YOUR OBJECTIVE:
Output all of the records exactly as written.

SUPPLIED MATERIAL:
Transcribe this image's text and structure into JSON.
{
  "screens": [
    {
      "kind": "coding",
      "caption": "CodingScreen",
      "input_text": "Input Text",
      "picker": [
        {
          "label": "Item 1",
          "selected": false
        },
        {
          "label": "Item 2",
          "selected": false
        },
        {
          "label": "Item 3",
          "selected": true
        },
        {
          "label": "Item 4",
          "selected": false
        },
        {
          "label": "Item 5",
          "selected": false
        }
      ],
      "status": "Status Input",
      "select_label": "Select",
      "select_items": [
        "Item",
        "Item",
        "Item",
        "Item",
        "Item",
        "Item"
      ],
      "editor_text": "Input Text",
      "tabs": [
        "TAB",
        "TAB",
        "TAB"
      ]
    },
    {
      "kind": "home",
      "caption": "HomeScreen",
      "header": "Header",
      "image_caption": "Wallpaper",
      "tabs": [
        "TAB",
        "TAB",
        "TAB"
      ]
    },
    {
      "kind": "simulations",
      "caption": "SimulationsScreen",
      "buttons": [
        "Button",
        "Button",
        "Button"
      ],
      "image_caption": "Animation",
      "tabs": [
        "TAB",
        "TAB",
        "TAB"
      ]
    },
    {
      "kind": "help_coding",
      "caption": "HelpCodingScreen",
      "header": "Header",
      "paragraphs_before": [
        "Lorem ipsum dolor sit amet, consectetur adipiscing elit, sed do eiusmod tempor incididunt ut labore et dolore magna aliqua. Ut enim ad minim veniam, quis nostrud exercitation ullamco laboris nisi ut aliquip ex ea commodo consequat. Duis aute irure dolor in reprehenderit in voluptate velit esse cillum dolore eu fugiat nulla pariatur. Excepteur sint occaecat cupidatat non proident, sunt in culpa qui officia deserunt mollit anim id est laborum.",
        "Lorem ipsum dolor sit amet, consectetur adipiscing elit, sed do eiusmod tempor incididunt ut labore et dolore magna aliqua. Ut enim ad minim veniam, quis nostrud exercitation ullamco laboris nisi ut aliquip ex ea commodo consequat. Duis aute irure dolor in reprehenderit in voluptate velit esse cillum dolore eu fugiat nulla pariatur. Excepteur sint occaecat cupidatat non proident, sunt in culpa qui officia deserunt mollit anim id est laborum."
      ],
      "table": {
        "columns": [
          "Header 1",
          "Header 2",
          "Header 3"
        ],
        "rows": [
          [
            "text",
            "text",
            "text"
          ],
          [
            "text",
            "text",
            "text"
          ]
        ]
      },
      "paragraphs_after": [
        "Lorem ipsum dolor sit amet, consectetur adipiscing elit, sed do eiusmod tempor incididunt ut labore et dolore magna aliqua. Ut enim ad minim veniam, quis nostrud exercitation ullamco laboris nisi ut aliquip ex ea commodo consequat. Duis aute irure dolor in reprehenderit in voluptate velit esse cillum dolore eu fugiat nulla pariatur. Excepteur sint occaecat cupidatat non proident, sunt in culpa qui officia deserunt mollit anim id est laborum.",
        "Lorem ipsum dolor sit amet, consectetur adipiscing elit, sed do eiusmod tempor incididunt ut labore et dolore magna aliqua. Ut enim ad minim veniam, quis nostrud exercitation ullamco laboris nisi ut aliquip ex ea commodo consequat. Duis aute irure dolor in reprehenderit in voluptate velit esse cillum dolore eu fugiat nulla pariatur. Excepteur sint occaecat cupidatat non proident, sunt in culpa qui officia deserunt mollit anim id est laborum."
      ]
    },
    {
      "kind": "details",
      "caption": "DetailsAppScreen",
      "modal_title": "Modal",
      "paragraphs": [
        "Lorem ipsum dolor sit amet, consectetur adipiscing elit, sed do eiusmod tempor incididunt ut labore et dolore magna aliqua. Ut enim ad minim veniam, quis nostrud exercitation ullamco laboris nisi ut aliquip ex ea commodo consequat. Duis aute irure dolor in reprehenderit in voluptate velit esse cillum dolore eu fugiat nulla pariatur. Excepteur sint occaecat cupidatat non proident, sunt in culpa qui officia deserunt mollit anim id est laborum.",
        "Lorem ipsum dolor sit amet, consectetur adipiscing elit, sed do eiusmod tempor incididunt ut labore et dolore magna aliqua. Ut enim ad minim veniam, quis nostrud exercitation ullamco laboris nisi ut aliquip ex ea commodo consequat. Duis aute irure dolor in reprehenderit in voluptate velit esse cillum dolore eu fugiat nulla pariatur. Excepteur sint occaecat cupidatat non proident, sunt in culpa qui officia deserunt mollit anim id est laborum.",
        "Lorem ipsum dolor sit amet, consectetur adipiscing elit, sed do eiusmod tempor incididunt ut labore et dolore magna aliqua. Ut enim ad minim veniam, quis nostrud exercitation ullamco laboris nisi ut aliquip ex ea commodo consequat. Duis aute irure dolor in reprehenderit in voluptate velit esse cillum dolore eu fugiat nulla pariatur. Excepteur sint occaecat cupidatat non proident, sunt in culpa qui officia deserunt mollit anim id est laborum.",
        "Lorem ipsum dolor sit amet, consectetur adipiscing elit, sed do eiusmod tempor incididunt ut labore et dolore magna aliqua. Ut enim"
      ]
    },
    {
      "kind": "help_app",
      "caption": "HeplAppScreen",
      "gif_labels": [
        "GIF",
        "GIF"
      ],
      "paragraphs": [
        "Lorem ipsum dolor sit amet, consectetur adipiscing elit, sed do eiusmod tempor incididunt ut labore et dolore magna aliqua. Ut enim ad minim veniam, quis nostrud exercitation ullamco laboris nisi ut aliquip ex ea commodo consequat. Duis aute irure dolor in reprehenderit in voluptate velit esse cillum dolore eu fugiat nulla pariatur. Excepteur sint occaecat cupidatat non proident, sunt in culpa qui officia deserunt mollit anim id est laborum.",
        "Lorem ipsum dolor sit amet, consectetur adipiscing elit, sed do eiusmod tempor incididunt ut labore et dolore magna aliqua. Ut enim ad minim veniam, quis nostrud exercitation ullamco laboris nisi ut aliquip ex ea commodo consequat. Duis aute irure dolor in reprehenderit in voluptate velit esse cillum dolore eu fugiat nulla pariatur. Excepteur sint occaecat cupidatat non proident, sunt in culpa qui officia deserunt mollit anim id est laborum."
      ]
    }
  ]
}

EXERCISE OUTPUT:
Transcribe this image's text and structure into JSON.
{
  "screens": [
    {
      "kind": "coding",
      "caption": "CodingScreen",
      "input_text": "Input Text",
      "picker": [
        {
          "label": "Item 1",
          "selected": false
        },
        {
          "label": "Item 2",
          "selected": false
        },
        {
          "label": "Item 3",
          "selected": true
        },
        {
          "label": "Item 4",
          "selected": false
        },
        {
          "label": "Item 5",
          "selected": false
        }
      ],
      "status": "Status Input",
      "select_label": "Select",
      "select_items": [
        "Item",
        "Item",
        "Item",
        "Item",
        "Item",
        "Item"
      ],
      "editor_text": "Input Text",
      "tabs": [
        "TAB",
        "TAB",
        "TAB"
      ]
    },
    {
      "kind": "home",
      "caption": "HomeScreen",
      "header": "Header",
      "image_caption": "Wallpaper",
      "tabs": [
        "TAB",
        "TAB",
        "TAB"
      ]
    },
    {
      "kind": "simulations",
      "caption": "SimulationsScreen",
      "buttons": [
        "Button",
        "Button",
        "Button"
      ],
      "image_caption": "Animation",
      "tabs": [
        "TAB",
        "TAB",
        "TAB"
      ]
    },
    {
      "kind": "help_coding",
      "caption": "HelpCodingScreen",
      "header": "Header",
      "paragraphs_before": [
        "Lorem ipsum dolor sit amet, consectetur adipiscing elit, sed do eiusmod tempor incididunt ut labore et dolore magna aliqua. Ut enim ad minim veniam, quis nostrud exercitation ullamco laboris nisi ut aliquip ex ea commodo consequat. Duis aute irure dolor in reprehenderit in voluptate velit esse cillum dolore eu fugiat nulla pariatur. Excepteur sint occaecat cupidatat non proident, sunt in culpa qui officia deserunt mollit anim id est laborum.",
        "Lorem ipsum dolor sit amet, consectetur adipiscing elit, sed do eiusmod tempor incididunt ut labore et dolore magna aliqua. Ut enim ad minim veniam, quis nostrud exercitation ullamco laboris nisi ut aliquip ex ea commodo consequat. Duis aute irure dolor in reprehenderit in voluptate velit esse cillum dolore eu fugiat nulla pariatur. Excepteur sint occaecat cupidatat non proident, sunt in culpa qui officia deserunt mollit anim id est laborum."
      ],
      "table": {
        "columns": [
          "Header 1",
          "Header 2",
          "Header 3"
        ],
        "rows": [
          [
            "text",
            "text",
            "text"
          ],
          [
            "text",
            "text",
            "text"
          ]
        ]
      },
      "paragraphs_after": [
        "Lorem ipsum dolor sit amet, consectetur adipiscing elit, sed do eiusmod tempor incididunt ut labore et dolore magna aliqua. Ut enim ad minim veniam, quis nostrud exercitation ullamco laboris nisi ut aliquip ex ea commodo consequat. Duis aute irure dolor in reprehenderit in voluptate velit esse cillum dolore eu fugiat nulla pariatur. Excepteur sint occaecat cupidatat non proident, sunt in culpa qui officia deserunt mollit anim id est laborum.",
        "Lorem ipsum dolor sit amet, consectetur adipiscing elit, sed do eiusmod tempor incididunt ut labore et dolore magna aliqua. Ut enim ad minim veniam, quis nostrud exercitation ullamco laboris nisi ut aliquip ex ea commodo consequat. Duis aute irure dolor in reprehenderit in voluptate velit esse cillum dolore eu fugiat nulla pariatur. Excepteur sint occaecat cupidatat non proident, sunt in culpa qui officia deserunt mollit anim id est laborum."
      ]
    },
    {
      "kind": "details",
      "caption": "DetailsAppScreen",
      "modal_title": "Modal",
      "paragraphs": [
        "Lorem ipsum dolor sit amet, consectetur adipiscing elit, sed do eiusmod tempor incididunt ut labore et dolore magna aliqua. Ut enim ad minim veniam, quis nostrud exercitation ullamco laboris nisi ut aliquip ex ea commodo consequat. Duis aute irure dolor in reprehenderit in voluptate velit esse cillum dolore eu fugiat nulla pariatur. Excepteur sint occaecat cupidatat non proident, sunt in culpa qui officia deserunt mollit anim id est laborum.",
        "Lorem ipsum dolor sit amet, consectetur adipiscing elit, sed do eiusmod tempor incididunt ut labore et dolore magna aliqua. Ut enim ad minim veniam, quis nostrud exercitation ullamco laboris nisi ut aliquip ex ea commodo consequat. Duis aute irure dolor in reprehenderit in voluptate velit esse cillum dolore eu fugiat nulla pariatur. Excepteur sint occaecat cupidatat non proident, sunt in culpa qui officia deserunt mollit anim id est laborum.",
        "Lorem ipsum dolor sit amet, consectetur adipiscing elit, sed do eiusmod tempor incididunt ut labore et dolore magna aliqua. Ut enim ad minim veniam, quis nostrud exercitation ullamco laboris nisi ut aliquip ex ea commodo consequat. Duis aute irure dolor in reprehenderit in voluptate velit esse cillum dolore eu fugiat nulla pariatur. Excepteur sint occaecat cupidatat non proident, sunt in culpa qui officia deserunt mollit anim id est laborum.",
        "Lorem ipsum dolor sit amet, consectetur adipiscing elit, sed do eiusmod tempor incididunt ut labore et dolore magna aliqua. Ut enim"
      ]
    },
    {
      "kind": "help_app",
      "caption": "HeplAppScreen",
      "gif_labels": [
        "GIF",
        "GIF"
      ],
      "paragraphs": [
        "Lorem ipsum dolor sit amet, consectetur adipiscing elit, sed do eiusmod tempor incididunt ut labore et dolore magna aliqua. Ut enim ad minim veniam, quis nostrud exercitation ullamco laboris nisi ut aliquip ex ea commodo consequat. Duis aute irure dolor in reprehenderit in voluptate velit esse cillum dolore eu fugiat nulla pariatur. Excepteur sint occaecat cupidatat non proident, sunt in culpa qui officia deserunt mollit anim id est laborum.",
        "Lorem ipsum dolor sit amet, consectetur adipiscing elit, sed do eiusmod tempor incididunt ut labore et dolore magna aliqua. Ut enim ad minim veniam, quis nostrud exercitation ullamco laboris nisi ut aliquip ex ea commodo consequat. Duis aute irure dolor in reprehenderit in voluptate velit esse cillum dolore eu fugiat nulla pariatur. Excepteur sint occaecat cupidatat non proident, sunt in culpa qui officia deserunt mollit anim id est laborum."
      ]
    }
  ]
}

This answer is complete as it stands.